Challenge>
What is the number of lines in these entries that include "title"? Write that number and no other text.

Record set>
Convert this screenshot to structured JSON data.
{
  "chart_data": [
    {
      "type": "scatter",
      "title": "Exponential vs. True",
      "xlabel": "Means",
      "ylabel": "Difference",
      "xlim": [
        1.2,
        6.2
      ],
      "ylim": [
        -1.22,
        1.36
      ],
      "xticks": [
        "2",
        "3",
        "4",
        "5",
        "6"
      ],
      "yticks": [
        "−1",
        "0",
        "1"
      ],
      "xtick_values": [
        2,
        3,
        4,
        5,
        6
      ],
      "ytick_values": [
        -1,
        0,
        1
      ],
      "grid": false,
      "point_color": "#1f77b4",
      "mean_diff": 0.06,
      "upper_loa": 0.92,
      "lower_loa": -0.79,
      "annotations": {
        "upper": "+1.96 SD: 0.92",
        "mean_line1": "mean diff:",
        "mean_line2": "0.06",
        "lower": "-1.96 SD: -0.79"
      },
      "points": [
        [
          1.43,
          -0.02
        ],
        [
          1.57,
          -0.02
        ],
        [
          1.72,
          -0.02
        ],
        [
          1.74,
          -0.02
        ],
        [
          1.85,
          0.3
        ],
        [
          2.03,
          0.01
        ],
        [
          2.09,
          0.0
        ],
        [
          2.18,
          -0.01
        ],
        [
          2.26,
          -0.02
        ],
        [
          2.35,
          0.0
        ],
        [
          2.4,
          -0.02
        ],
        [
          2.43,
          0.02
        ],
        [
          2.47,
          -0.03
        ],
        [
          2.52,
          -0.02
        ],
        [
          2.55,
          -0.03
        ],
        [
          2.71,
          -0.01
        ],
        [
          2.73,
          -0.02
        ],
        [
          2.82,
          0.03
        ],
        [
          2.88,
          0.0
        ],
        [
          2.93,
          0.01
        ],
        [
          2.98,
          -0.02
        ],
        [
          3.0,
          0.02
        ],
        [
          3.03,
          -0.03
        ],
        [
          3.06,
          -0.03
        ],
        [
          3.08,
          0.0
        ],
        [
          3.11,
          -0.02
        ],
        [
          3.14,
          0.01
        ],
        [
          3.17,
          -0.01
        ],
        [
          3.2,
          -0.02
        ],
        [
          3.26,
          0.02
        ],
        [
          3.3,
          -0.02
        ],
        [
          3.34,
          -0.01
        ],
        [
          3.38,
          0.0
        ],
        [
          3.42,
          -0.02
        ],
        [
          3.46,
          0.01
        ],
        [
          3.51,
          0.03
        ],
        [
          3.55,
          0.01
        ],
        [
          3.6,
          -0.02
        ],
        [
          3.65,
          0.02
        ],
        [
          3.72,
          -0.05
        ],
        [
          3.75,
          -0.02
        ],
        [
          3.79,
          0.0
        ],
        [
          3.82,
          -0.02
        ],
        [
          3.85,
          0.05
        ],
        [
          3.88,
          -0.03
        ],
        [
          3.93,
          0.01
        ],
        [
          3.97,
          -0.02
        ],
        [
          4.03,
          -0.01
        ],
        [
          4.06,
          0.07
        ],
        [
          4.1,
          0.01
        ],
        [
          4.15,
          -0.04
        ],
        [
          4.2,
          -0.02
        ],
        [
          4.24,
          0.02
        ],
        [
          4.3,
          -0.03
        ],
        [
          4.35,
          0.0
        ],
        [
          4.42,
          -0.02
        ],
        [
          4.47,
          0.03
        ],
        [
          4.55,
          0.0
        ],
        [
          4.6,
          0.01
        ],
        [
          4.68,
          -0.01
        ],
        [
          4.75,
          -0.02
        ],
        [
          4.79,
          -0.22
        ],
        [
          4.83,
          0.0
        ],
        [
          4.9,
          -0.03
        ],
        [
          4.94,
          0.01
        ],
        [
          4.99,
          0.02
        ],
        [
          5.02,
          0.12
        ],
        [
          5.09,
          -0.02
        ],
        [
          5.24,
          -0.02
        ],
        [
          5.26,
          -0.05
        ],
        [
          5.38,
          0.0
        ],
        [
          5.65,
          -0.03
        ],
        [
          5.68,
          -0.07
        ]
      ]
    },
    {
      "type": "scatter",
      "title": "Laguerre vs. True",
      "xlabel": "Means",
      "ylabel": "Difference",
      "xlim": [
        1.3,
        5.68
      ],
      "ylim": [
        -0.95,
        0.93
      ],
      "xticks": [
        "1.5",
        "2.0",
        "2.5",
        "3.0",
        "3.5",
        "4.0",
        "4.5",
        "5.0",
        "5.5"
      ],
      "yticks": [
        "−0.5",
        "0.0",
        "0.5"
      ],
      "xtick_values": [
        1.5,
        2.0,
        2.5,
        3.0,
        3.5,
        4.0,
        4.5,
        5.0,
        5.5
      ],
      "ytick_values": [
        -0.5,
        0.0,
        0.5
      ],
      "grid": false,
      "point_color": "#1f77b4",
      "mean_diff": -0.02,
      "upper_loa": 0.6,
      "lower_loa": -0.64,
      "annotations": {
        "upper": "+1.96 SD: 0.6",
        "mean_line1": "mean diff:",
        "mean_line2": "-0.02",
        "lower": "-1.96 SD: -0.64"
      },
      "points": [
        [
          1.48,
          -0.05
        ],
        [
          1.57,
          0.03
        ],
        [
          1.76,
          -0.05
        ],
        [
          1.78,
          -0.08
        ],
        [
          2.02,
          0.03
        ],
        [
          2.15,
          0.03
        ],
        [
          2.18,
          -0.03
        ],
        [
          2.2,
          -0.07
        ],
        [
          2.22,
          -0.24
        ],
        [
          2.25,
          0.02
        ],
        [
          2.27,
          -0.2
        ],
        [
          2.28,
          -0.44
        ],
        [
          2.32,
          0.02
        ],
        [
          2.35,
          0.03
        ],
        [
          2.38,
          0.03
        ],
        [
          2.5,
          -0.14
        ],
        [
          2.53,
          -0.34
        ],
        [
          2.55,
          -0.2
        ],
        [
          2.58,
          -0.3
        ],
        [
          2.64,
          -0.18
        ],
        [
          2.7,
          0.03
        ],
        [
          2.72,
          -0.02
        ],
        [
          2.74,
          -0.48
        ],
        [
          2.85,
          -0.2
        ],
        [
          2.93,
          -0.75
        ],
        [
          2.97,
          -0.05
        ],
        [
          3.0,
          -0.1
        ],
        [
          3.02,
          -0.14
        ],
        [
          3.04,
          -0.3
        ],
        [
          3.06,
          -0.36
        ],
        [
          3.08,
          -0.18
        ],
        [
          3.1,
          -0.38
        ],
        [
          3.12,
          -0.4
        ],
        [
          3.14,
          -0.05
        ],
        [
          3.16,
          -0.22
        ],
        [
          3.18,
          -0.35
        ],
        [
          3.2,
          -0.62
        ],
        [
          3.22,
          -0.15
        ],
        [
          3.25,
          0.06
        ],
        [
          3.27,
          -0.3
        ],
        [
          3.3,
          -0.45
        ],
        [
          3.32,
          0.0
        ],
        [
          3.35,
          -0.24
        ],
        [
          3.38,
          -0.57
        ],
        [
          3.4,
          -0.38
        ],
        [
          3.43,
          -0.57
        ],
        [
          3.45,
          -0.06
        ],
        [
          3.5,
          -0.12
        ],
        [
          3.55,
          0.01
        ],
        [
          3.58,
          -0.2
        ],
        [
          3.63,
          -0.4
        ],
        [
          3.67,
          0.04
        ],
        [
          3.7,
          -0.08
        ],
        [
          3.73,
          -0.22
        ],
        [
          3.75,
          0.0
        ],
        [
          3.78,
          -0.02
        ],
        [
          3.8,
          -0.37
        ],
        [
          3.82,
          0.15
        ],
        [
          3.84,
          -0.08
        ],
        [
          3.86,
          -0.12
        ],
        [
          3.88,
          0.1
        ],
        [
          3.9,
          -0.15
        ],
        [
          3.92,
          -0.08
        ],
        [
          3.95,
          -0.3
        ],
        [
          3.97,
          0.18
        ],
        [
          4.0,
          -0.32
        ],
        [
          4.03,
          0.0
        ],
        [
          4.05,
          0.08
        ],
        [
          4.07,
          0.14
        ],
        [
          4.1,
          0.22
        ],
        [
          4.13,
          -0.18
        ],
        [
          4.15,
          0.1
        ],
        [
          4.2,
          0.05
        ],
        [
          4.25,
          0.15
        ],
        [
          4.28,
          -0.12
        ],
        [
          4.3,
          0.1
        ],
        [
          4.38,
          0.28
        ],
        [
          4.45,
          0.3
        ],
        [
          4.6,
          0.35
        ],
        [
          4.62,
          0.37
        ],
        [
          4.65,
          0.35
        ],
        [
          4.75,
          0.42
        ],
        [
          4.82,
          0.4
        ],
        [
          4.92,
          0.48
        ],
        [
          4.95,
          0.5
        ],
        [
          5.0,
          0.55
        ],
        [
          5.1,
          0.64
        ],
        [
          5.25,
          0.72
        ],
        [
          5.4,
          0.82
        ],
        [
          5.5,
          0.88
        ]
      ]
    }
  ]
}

Exercise output>
2